→ Listed records:
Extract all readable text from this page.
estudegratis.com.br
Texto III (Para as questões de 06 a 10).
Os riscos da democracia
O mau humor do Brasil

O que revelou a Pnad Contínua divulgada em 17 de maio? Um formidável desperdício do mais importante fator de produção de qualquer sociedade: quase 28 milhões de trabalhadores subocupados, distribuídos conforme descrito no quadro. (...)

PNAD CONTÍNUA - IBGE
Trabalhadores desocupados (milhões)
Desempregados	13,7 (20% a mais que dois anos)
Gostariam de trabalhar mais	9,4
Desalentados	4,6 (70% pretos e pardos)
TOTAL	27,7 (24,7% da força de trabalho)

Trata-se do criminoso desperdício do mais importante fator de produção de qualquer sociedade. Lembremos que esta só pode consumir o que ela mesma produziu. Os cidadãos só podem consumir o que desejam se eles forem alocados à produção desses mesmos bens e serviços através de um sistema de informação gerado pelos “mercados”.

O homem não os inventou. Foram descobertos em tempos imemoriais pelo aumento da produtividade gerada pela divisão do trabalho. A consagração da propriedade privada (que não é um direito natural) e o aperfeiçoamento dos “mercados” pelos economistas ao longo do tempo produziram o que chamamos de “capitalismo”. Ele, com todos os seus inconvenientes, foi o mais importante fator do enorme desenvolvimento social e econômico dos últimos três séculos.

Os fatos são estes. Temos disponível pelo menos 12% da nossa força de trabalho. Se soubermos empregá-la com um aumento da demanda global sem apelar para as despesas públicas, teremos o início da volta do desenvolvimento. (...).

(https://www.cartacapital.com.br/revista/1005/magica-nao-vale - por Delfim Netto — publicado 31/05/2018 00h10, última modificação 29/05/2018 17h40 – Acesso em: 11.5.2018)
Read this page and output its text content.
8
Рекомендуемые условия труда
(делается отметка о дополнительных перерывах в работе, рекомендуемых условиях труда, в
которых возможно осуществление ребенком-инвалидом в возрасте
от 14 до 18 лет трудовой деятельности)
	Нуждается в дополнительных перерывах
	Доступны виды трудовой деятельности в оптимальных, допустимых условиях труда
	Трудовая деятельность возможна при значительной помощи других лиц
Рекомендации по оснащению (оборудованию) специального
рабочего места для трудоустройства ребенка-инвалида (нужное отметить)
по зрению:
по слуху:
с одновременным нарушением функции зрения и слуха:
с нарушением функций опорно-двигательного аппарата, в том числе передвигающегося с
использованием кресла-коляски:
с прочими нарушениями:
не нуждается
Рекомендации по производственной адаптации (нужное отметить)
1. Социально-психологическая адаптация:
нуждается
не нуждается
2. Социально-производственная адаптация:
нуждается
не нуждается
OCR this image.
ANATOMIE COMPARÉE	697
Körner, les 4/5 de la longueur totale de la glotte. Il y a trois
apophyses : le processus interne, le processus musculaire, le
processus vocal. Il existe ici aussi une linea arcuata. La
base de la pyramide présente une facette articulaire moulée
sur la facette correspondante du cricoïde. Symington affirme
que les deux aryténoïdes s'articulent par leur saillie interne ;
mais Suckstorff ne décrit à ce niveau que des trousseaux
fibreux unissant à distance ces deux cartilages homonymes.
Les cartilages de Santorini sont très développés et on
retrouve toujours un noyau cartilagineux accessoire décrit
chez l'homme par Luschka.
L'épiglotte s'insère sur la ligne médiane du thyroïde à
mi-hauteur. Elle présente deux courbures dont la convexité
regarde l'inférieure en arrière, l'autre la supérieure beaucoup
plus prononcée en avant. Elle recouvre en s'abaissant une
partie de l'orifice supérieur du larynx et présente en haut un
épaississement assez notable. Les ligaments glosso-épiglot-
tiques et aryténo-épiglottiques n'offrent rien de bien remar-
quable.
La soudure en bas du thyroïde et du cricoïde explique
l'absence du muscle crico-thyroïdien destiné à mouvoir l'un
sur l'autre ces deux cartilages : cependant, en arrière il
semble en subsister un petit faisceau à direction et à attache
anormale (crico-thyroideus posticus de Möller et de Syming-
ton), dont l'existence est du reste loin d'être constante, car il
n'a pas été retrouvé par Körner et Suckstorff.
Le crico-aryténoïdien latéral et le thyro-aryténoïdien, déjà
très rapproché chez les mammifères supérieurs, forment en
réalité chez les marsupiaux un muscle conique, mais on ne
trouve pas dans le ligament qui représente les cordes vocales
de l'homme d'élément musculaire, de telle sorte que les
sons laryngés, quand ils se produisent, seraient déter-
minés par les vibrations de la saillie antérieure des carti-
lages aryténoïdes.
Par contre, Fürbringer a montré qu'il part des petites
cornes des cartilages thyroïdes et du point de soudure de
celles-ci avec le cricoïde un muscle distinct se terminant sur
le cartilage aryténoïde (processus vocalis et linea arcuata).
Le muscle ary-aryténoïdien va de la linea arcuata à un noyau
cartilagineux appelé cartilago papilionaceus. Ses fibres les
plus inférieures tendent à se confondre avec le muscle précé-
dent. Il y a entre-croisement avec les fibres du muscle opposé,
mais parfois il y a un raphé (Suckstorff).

→ Task requirements:
Copy out each line of the entries that holds "dont".

→ Task response:
mi-hauteur. Elle présente deux courbures dont la convexité
ton), dont l'existence est du reste loin d'être constante, car il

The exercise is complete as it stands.